■ Record extracts
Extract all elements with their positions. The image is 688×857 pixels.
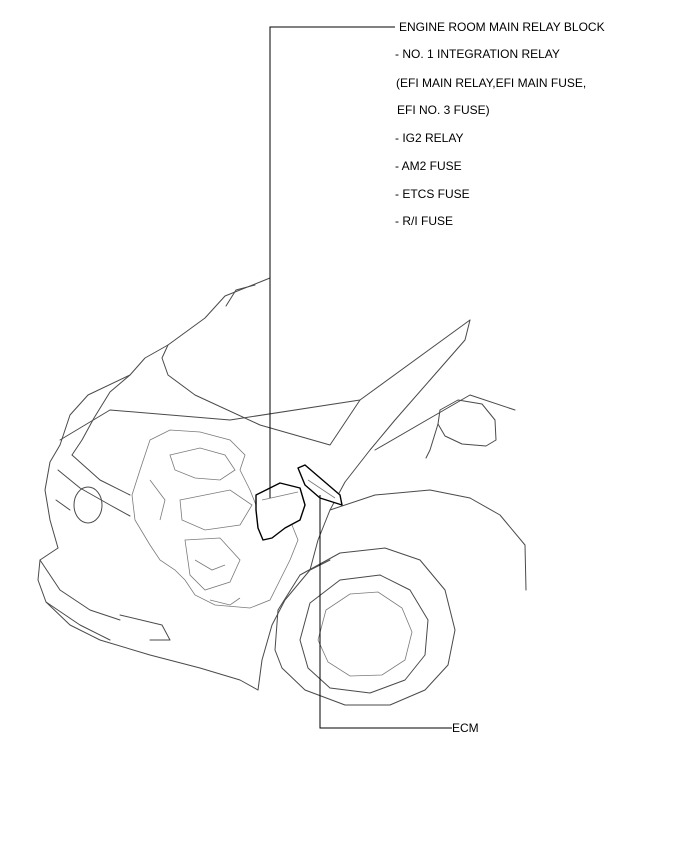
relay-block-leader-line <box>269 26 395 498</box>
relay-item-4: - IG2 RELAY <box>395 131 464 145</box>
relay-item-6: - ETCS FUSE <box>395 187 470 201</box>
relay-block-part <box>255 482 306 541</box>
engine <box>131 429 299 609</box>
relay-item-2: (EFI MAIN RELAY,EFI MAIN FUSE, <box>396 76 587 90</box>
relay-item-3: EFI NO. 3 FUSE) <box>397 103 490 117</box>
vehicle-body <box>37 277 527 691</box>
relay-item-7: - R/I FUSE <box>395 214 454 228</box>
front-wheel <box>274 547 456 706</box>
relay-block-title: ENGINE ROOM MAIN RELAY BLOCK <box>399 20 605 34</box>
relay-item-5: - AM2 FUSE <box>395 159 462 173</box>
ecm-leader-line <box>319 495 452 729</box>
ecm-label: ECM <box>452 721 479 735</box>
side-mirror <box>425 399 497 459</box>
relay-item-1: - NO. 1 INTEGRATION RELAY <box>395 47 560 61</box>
---
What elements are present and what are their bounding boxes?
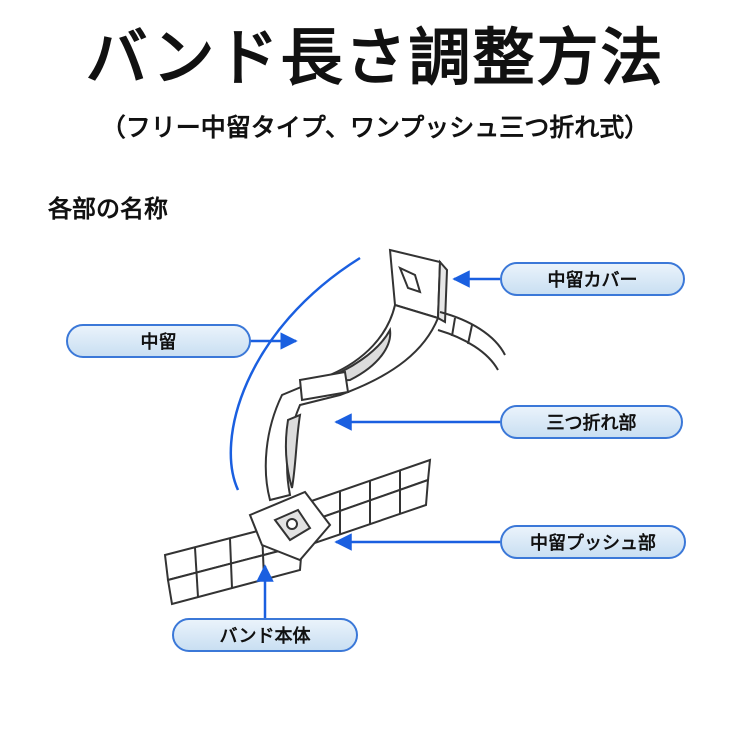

■ Problem requirements
Turn the stretch of the material from the line that contains "Extract all elements" through the line that contains "engine <box>131 429 299 609</box>" into a Markdown table with the columns Row and Line. Skip blank lines and leave out the pictures.

■ Task answer
| Row | Line |
|---|---|
| 1 | Extract all elements with their positions. The image is 688×857 pixels. |
| 2 | relay-block-leader-line <box>269 26 395 498</box> |
| 3 | relay-item-4: - IG2 RELAY <box>395 131 464 145</box> |
| 4 | relay-item-6: - ETCS FUSE <box>395 187 470 201</box> |
| 5 | relay-block-part <box>255 482 306 541</box> |
| 6 | engine <box>131 429 299 609</box> |